### Goal
Each of the entries should be retyped precisely as it appears.

(Figure data in JSON)
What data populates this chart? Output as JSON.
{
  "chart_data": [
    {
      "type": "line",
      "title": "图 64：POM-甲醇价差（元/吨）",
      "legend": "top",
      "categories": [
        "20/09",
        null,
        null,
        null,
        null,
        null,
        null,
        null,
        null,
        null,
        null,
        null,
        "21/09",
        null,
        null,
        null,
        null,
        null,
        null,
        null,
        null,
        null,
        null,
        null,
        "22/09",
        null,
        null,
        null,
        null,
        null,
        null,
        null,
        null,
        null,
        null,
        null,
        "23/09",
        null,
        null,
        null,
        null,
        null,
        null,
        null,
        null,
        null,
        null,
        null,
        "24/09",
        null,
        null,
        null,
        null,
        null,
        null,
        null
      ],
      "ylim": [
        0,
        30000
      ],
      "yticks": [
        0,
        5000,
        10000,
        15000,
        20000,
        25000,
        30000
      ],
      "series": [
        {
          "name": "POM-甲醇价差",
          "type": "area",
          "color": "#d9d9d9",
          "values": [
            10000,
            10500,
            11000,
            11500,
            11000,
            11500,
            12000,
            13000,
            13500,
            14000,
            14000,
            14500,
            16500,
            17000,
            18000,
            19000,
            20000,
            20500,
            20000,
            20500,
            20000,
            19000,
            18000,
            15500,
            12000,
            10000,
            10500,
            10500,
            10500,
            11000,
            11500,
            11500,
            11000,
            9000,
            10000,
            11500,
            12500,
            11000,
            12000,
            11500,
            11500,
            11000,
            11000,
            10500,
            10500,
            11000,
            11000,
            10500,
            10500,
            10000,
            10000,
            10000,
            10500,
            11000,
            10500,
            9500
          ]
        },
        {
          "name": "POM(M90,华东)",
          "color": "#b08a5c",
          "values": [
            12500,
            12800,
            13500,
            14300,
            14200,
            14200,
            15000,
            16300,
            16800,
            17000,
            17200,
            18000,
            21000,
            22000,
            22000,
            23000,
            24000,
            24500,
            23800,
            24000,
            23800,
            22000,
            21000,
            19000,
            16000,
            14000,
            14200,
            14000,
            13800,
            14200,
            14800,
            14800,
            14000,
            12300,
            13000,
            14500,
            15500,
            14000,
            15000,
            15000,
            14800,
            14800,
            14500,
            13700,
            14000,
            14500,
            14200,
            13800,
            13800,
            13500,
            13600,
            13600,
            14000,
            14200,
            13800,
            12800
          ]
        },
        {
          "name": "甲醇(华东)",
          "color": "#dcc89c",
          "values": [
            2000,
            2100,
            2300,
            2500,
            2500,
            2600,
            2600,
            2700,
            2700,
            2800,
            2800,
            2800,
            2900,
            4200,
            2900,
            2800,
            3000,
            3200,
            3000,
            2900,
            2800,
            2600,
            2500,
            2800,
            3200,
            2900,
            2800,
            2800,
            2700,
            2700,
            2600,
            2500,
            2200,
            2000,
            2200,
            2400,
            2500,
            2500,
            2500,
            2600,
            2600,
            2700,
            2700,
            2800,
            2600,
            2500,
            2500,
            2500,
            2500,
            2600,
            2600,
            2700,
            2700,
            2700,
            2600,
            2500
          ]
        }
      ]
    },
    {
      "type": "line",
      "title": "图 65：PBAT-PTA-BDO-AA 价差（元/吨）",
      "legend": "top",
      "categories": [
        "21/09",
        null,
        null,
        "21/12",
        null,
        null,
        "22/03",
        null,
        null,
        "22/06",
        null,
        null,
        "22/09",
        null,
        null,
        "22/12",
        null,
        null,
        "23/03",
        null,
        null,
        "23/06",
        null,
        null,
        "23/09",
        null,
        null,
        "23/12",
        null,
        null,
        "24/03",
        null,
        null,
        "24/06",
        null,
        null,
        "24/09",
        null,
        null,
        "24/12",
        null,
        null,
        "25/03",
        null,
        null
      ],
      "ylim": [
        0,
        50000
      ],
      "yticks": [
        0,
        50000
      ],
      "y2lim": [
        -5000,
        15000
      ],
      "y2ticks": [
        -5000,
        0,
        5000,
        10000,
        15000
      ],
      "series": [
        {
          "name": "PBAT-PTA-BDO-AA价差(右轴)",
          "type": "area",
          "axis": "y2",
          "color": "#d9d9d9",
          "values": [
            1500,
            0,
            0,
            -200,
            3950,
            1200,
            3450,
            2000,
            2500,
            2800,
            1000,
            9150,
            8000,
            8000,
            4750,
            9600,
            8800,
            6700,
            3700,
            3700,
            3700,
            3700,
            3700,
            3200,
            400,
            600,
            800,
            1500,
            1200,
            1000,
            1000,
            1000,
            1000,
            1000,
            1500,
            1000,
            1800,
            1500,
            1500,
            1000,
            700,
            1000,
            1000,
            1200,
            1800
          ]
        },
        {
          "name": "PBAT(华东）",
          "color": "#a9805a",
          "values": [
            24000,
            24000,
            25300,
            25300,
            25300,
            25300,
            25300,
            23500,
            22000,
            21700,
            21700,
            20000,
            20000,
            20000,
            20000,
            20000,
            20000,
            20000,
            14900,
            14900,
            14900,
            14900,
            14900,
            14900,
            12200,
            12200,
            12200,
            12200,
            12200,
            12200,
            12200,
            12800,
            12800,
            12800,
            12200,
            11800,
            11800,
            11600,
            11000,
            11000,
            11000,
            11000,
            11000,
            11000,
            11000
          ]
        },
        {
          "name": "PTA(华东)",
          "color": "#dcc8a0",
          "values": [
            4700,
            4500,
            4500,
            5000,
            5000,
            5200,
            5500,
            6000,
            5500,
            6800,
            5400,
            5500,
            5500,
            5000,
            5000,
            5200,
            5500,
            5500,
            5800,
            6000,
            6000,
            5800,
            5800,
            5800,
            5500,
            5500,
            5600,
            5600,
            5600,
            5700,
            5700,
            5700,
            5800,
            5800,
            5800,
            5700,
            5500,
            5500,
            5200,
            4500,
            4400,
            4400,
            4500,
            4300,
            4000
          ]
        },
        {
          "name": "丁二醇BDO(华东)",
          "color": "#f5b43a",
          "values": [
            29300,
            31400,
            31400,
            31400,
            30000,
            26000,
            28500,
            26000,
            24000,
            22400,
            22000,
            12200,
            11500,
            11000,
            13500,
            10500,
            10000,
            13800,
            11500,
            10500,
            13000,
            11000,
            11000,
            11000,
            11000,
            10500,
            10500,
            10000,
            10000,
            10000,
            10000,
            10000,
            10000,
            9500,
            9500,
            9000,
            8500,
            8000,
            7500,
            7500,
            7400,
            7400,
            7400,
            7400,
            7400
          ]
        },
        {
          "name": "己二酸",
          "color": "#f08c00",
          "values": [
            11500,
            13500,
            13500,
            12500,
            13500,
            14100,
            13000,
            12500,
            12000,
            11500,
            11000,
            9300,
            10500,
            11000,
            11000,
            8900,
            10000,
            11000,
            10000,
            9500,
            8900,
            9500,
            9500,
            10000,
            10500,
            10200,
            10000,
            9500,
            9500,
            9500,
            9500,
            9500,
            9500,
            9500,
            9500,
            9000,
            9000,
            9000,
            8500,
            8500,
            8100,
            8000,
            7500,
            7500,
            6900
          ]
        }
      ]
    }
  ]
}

### Completed task
What data populates this chart? Output as JSON.
{
  "chart_data": [
    {
      "type": "line",
      "title": "图 64：POM-甲醇价差（元/吨）",
      "legend": "top",
      "categories": [
        "20/09",
        null,
        null,
        null,
        null,
        null,
        null,
        null,
        null,
        null,
        null,
        null,
        "21/09",
        null,
        null,
        null,
        null,
        null,
        null,
        null,
        null,
        null,
        null,
        null,
        "22/09",
        null,
        null,
        null,
        null,
        null,
        null,
        null,
        null,
        null,
        null,
        null,
        "23/09",
        null,
        null,
        null,
        null,
        null,
        null,
        null,
        null,
        null,
        null,
        null,
        "24/09",
        null,
        null,
        null,
        null,
        null,
        null,
        null
      ],
      "ylim": [
        0,
        30000
      ],
      "yticks": [
        0,
        5000,
        10000,
        15000,
        20000,
        25000,
        30000
      ],
      "series": [
        {
          "name": "POM-甲醇价差",
          "type": "area",
          "color": "#d9d9d9",
          "values": [
            10000,
            10500,
            11000,
            11500,
            11000,
            11500,
            12000,
            13000,
            13500,
            14000,
            14000,
            14500,
            16500,
            17000,
            18000,
            19000,
            20000,
            20500,
            20000,
            20500,
            20000,
            19000,
            18000,
            15500,
            12000,
            10000,
            10500,
            10500,
            10500,
            11000,
            11500,
            11500,
            11000,
            9000,
            10000,
            11500,
            12500,
            11000,
            12000,
            11500,
            11500,
            11000,
            11000,
            10500,
            10500,
            11000,
            11000,
            10500,
            10500,
            10000,
            10000,
            10000,
            10500,
            11000,
            10500,
            9500
          ]
        },
        {
          "name": "POM(M90,华东)",
          "color": "#b08a5c",
          "values": [
            12500,
            12800,
            13500,
            14300,
            14200,
            14200,
            15000,
            16300,
            16800,
            17000,
            17200,
            18000,
            21000,
            22000,
            22000,
            23000,
            24000,
            24500,
            23800,
            24000,
            23800,
            22000,
            21000,
            19000,
            16000,
            14000,
            14200,
            14000,
            13800,
            14200,
            14800,
            14800,
            14000,
            12300,
            13000,
            14500,
            15500,
            14000,
            15000,
            15000,
            14800,
            14800,
            14500,
            13700,
            14000,
            14500,
            14200,
            13800,
            13800,
            13500,
            13600,
            13600,
            14000,
            14200,
            13800,
            12800
          ]
        },
        {
          "name": "甲醇(华东)",
          "color": "#dcc89c",
          "values": [
            2000,
            2100,
            2300,
            2500,
            2500,
            2600,
            2600,
            2700,
            2700,
            2800,
            2800,
            2800,
            2900,
            4200,
            2900,
            2800,
            3000,
            3200,
            3000,
            2900,
            2800,
            2600,
            2500,
            2800,
            3200,
            2900,
            2800,
            2800,
            2700,
            2700,
            2600,
            2500,
            2200,
            2000,
            2200,
            2400,
            2500,
            2500,
            2500,
            2600,
            2600,
            2700,
            2700,
            2800,
            2600,
            2500,
            2500,
            2500,
            2500,
            2600,
            2600,
            2700,
            2700,
            2700,
            2600,
            2500
          ]
        }
      ]
    },
    {
      "type": "line",
      "title": "图 65：PBAT-PTA-BDO-AA 价差（元/吨）",
      "legend": "top",
      "categories": [
        "21/09",
        null,
        null,
        "21/12",
        null,
        null,
        "22/03",
        null,
        null,
        "22/06",
        null,
        null,
        "22/09",
        null,
        null,
        "22/12",
        null,
        null,
        "23/03",
        null,
        null,
        "23/06",
        null,
        null,
        "23/09",
        null,
        null,
        "23/12",
        null,
        null,
        "24/03",
        null,
        null,
        "24/06",
        null,
        null,
        "24/09",
        null,
        null,
        "24/12",
        null,
        null,
        "25/03",
        null,
        null
      ],
      "ylim": [
        0,
        50000
      ],
      "yticks": [
        0,
        50000
      ],
      "y2lim": [
        -5000,
        15000
      ],
      "y2ticks": [
        -5000,
        0,
        5000,
        10000,
        15000
      ],
      "series": [
        {
          "name": "PBAT-PTA-BDO-AA价差(右轴)",
          "type": "area",
          "axis": "y2",
          "color": "#d9d9d9",
          "values": [
            1500,
            0,
            0,
            -200,
            3950,
            1200,
            3450,
            2000,
            2500,
            2800,
            1000,
            9150,
            8000,
            8000,
            4750,
            9600,
            8800,
            6700,
            3700,
            3700,
            3700,
            3700,
            3700,
            3200,
            400,
            600,
            800,
            1500,
            1200,
            1000,
            1000,
            1000,
            1000,
            1000,
            1500,
            1000,
            1800,
            1500,
            1500,
            1000,
            700,
            1000,
            1000,
            1200,
            1800
          ]
        },
        {
          "name": "PBAT(华东）",
          "color": "#a9805a",
          "values": [
            24000,
            24000,
            25300,
            25300,
            25300,
            25300,
            25300,
            23500,
            22000,
            21700,
            21700,
            20000,
            20000,
            20000,
            20000,
            20000,
            20000,
            20000,
            14900,
            14900,
            14900,
            14900,
            14900,
            14900,
            12200,
            12200,
            12200,
            12200,
            12200,
            12200,
            12200,
            12800,
            12800,
            12800,
            12200,
            11800,
            11800,
            11600,
            11000,
            11000,
            11000,
            11000,
            11000,
            11000,
            11000
          ]
        },
        {
          "name": "PTA(华东)",
          "color": "#dcc8a0",
          "values": [
            4700,
            4500,
            4500,
            5000,
            5000,
            5200,
            5500,
            6000,
            5500,
            6800,
            5400,
            5500,
            5500,
            5000,
            5000,
            5200,
            5500,
            5500,
            5800,
            6000,
            6000,
            5800,
            5800,
            5800,
            5500,
            5500,
            5600,
            5600,
            5600,
            5700,
            5700,
            5700,
            5800,
            5800,
            5800,
            5700,
            5500,
            5500,
            5200,
            4500,
            4400,
            4400,
            4500,
            4300,
            4000
          ]
        },
        {
          "name": "丁二醇BDO(华东)",
          "color": "#f5b43a",
          "values": [
            29300,
            31400,
            31400,
            31400,
            30000,
            26000,
            28500,
            26000,
            24000,
            22400,
            22000,
            12200,
            11500,
            11000,
            13500,
            10500,
            10000,
            13800,
            11500,
            10500,
            13000,
            11000,
            11000,
            11000,
            11000,
            10500,
            10500,
            10000,
            10000,
            10000,
            10000,
            10000,
            10000,
            9500,
            9500,
            9000,
            8500,
            8000,
            7500,
            7500,
            7400,
            7400,
            7400,
            7400,
            7400
          ]
        },
        {
          "name": "己二酸",
          "color": "#f08c00",
          "values": [
            11500,
            13500,
            13500,
            12500,
            13500,
            14100,
            13000,
            12500,
            12000,
            11500,
            11000,
            9300,
            10500,
            11000,
            11000,
            8900,
            10000,
            11000,
            10000,
            9500,
            8900,
            9500,
            9500,
            10000,
            10500,
            10200,
            10000,
            9500,
            9500,
            9500,
            9500,
            9500,
            9500,
            9500,
            9500,
            9000,
            9000,
            9000,
            8500,
            8500,
            8100,
            8000,
            7500,
            7500,
            6900
          ]
        }
      ]
    }
  ]
}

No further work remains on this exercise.